| DATASET ENTRIES |
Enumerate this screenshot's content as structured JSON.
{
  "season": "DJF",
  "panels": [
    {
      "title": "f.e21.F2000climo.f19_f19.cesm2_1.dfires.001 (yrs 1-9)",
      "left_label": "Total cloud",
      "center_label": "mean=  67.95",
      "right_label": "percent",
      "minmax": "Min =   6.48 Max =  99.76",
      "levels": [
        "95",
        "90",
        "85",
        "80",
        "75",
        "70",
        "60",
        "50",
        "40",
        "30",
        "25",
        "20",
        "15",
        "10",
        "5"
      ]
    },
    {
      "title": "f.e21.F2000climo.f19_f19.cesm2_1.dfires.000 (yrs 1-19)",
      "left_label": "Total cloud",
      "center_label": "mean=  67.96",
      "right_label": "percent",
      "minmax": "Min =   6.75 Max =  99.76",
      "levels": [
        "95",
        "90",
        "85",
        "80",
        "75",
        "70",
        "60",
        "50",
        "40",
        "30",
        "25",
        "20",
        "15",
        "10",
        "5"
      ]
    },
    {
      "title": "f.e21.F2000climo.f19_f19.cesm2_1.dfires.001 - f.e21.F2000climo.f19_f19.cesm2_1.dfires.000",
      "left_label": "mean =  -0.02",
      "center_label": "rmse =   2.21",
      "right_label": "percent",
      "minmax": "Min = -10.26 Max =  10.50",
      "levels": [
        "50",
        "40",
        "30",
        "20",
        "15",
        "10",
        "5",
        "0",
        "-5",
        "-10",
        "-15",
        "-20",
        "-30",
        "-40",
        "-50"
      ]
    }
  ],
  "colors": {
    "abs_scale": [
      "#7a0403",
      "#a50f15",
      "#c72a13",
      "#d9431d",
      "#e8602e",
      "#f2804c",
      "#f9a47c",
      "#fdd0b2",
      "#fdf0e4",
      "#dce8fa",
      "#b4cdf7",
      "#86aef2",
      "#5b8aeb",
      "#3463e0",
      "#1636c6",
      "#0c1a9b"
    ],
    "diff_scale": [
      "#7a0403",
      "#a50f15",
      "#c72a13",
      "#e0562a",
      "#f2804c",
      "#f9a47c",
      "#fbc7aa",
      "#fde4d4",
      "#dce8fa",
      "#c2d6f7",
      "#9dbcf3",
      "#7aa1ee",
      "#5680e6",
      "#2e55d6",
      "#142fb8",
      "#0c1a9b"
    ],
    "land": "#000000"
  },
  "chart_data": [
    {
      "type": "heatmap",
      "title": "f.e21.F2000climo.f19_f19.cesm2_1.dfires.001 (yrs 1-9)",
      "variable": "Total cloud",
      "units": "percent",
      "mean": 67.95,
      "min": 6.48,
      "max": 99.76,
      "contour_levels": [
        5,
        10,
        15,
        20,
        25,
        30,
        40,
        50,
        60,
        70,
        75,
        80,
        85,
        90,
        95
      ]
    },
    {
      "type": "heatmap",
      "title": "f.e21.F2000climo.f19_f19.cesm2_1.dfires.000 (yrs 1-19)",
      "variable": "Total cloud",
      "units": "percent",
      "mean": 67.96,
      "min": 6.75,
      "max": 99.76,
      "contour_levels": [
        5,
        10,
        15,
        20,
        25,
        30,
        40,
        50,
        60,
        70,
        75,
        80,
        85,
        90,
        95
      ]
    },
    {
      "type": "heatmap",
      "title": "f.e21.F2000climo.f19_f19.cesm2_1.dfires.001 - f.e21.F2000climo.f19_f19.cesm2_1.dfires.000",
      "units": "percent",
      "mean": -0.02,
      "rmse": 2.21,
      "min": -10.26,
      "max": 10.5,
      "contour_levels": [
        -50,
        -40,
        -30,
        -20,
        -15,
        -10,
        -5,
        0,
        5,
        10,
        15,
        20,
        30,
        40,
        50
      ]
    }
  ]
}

| SET PROBLEM |
The listing above must be transcribed exactly, line by line.

| FINAL RESULT |
Enumerate this screenshot's content as structured JSON.
{
  "season": "DJF",
  "panels": [
    {
      "title": "f.e21.F2000climo.f19_f19.cesm2_1.dfires.001 (yrs 1-9)",
      "left_label": "Total cloud",
      "center_label": "mean=  67.95",
      "right_label": "percent",
      "minmax": "Min =   6.48 Max =  99.76",
      "levels": [
        "95",
        "90",
        "85",
        "80",
        "75",
        "70",
        "60",
        "50",
        "40",
        "30",
        "25",
        "20",
        "15",
        "10",
        "5"
      ]
    },
    {
      "title": "f.e21.F2000climo.f19_f19.cesm2_1.dfires.000 (yrs 1-19)",
      "left_label": "Total cloud",
      "center_label": "mean=  67.96",
      "right_label": "percent",
      "minmax": "Min =   6.75 Max =  99.76",
      "levels": [
        "95",
        "90",
        "85",
        "80",
        "75",
        "70",
        "60",
        "50",
        "40",
        "30",
        "25",
        "20",
        "15",
        "10",
        "5"
      ]
    },
    {
      "title": "f.e21.F2000climo.f19_f19.cesm2_1.dfires.001 - f.e21.F2000climo.f19_f19.cesm2_1.dfires.000",
      "left_label": "mean =  -0.02",
      "center_label": "rmse =   2.21",
      "right_label": "percent",
      "minmax": "Min = -10.26 Max =  10.50",
      "levels": [
        "50",
        "40",
        "30",
        "20",
        "15",
        "10",
        "5",
        "0",
        "-5",
        "-10",
        "-15",
        "-20",
        "-30",
        "-40",
        "-50"
      ]
    }
  ],
  "colors": {
    "abs_scale": [
      "#7a0403",
      "#a50f15",
      "#c72a13",
      "#d9431d",
      "#e8602e",
      "#f2804c",
      "#f9a47c",
      "#fdd0b2",
      "#fdf0e4",
      "#dce8fa",
      "#b4cdf7",
      "#86aef2",
      "#5b8aeb",
      "#3463e0",
      "#1636c6",
      "#0c1a9b"
    ],
    "diff_scale": [
      "#7a0403",
      "#a50f15",
      "#c72a13",
      "#e0562a",
      "#f2804c",
      "#f9a47c",
      "#fbc7aa",
      "#fde4d4",
      "#dce8fa",
      "#c2d6f7",
      "#9dbcf3",
      "#7aa1ee",
      "#5680e6",
      "#2e55d6",
      "#142fb8",
      "#0c1a9b"
    ],
    "land": "#000000"
  },
  "chart_data": [
    {
      "type": "heatmap",
      "title": "f.e21.F2000climo.f19_f19.cesm2_1.dfires.001 (yrs 1-9)",
      "variable": "Total cloud",
      "units": "percent",
      "mean": 67.95,
      "min": 6.48,
      "max": 99.76,
      "contour_levels": [
        5,
        10,
        15,
        20,
        25,
        30,
        40,
        50,
        60,
        70,
        75,
        80,
        85,
        90,
        95
      ]
    },
    {
      "type": "heatmap",
      "title": "f.e21.F2000climo.f19_f19.cesm2_1.dfires.000 (yrs 1-19)",
      "variable": "Total cloud",
      "units": "percent",
      "mean": 67.96,
      "min": 6.75,
      "max": 99.76,
      "contour_levels": [
        5,
        10,
        15,
        20,
        25,
        30,
        40,
        50,
        60,
        70,
        75,
        80,
        85,
        90,
        95
      ]
    },
    {
      "type": "heatmap",
      "title": "f.e21.F2000climo.f19_f19.cesm2_1.dfires.001 - f.e21.F2000climo.f19_f19.cesm2_1.dfires.000",
      "units": "percent",
      "mean": -0.02,
      "rmse": 2.21,
      "min": -10.26,
      "max": 10.5,
      "contour_levels": [
        -50,
        -40,
        -30,
        -20,
        -15,
        -10,
        -5,
        0,
        5,
        10,
        15,
        20,
        30,
        40,
        50
      ]
    }
  ]
}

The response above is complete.